(Saved entries)
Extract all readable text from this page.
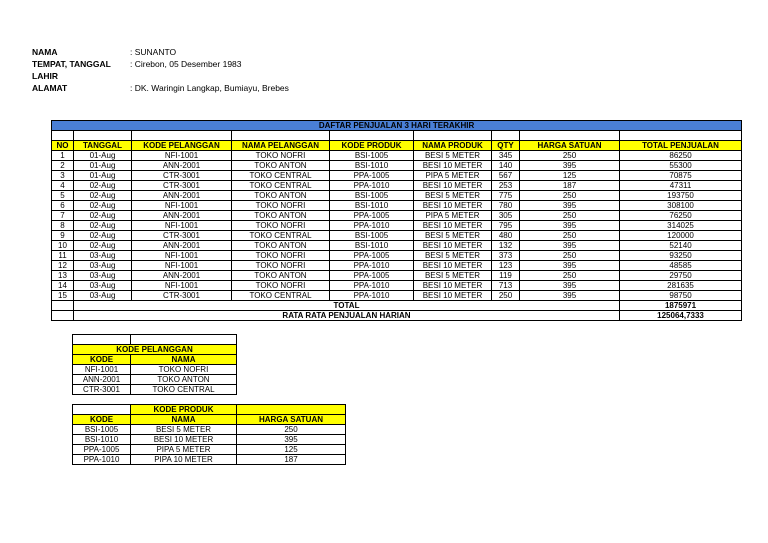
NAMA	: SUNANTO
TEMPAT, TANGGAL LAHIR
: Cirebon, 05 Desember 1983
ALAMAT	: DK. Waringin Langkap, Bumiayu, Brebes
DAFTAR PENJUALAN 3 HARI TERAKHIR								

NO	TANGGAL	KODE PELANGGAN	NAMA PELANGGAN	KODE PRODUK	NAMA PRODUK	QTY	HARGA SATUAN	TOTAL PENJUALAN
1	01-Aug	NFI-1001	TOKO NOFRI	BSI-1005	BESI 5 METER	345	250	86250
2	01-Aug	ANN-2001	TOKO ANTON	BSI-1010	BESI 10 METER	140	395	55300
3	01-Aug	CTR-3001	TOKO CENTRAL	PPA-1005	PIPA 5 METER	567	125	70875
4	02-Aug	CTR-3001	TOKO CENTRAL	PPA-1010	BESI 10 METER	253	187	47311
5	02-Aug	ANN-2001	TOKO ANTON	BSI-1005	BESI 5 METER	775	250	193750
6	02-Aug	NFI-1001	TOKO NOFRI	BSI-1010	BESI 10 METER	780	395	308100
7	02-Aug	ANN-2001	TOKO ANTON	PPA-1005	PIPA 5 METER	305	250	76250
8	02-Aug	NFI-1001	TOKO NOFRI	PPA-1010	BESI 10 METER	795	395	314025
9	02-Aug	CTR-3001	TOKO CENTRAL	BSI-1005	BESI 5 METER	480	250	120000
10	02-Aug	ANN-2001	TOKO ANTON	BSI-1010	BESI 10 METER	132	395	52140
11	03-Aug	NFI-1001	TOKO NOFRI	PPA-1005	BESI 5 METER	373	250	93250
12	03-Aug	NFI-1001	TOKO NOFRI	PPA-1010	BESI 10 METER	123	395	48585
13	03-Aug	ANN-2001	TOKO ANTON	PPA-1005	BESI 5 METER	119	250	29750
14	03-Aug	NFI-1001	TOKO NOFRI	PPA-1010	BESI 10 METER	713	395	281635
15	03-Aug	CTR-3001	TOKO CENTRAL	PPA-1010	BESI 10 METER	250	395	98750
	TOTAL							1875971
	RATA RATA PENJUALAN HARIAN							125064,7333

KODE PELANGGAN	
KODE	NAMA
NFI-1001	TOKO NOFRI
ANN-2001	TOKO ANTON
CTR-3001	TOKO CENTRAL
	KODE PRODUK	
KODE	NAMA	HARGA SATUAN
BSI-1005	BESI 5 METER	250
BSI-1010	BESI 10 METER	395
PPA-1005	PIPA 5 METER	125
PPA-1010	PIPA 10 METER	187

**WORK INSTRUCTIONS:** State only the number of lines in these entries that contain "TANGGAL".

**ANSWER IN FULL:** 2